Problem description: Reproduce the listing below exactly, minus its pictures.

Dataset records:
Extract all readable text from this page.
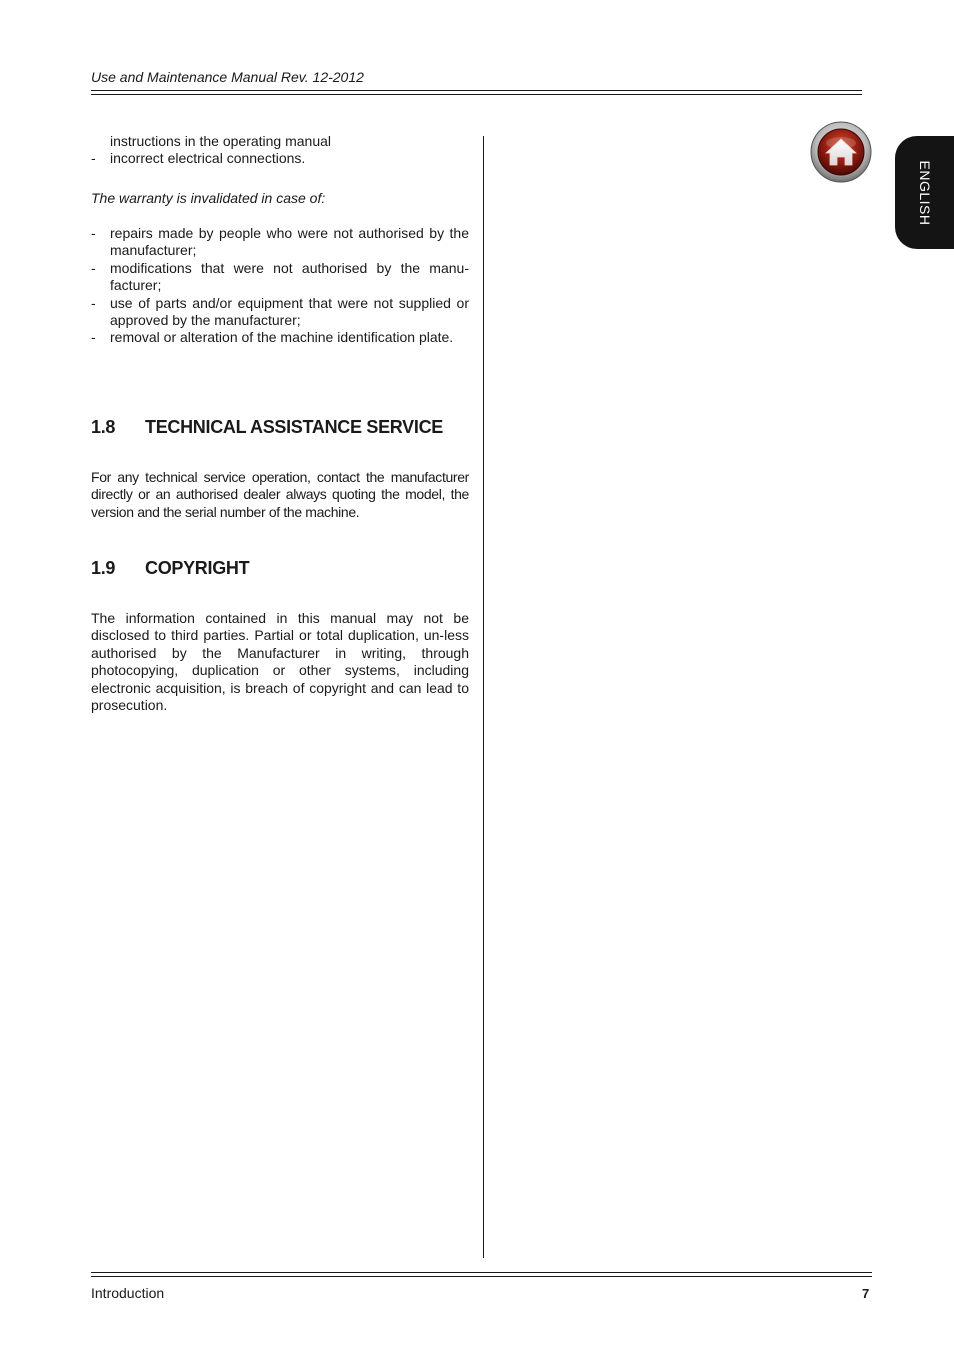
Use and Maintenance Manual Rev. 12-2012
ENGLISH

instructions in the operating manual

- incorrect electrical connections.

The warranty is invalidated in case of:

- repairs made by people who were not authorised by the manufacturer;
- modifications that were not authorised by the manu-facturer;
- use of parts and/or equipment that were not supplied or approved by the manufacturer;
- removal or alteration of the machine identification plate.
1.8 TECHNICAL ASSISTANCE SERVICE

For any technical service operation, contact the manufacturer directly or an authorised dealer always quoting the model, the version and the serial number of the machine.

1.9 COPYRIGHT

The information contained in this manual may not be disclosed to third parties. Partial or total duplication, un-less authorised by the Manufacturer in writing, through photocopying, duplication or other systems, including electronic acquisition, is breach of copyright and can lead to prosecution.

Introduction	7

Task answer:
Extract all readable text from this page.
Use and Maintenance Manual Rev. 12-2012
ENGLISH

instructions in the operating manual

- incorrect electrical connections.

The warranty is invalidated in case of:

- repairs made by people who were not authorised by the manufacturer;
- modifications that were not authorised by the manu-facturer;
- use of parts and/or equipment that were not supplied or approved by the manufacturer;
- removal or alteration of the machine identification plate.
1.8 TECHNICAL ASSISTANCE SERVICE

For any technical service operation, contact the manufacturer directly or an authorised dealer always quoting the model, the version and the serial number of the machine.

1.9 COPYRIGHT

The information contained in this manual may not be disclosed to third parties. Partial or total duplication, un-less authorised by the Manufacturer in writing, through photocopying, duplication or other systems, including electronic acquisition, is breach of copyright and can lead to prosecution.

Introduction	7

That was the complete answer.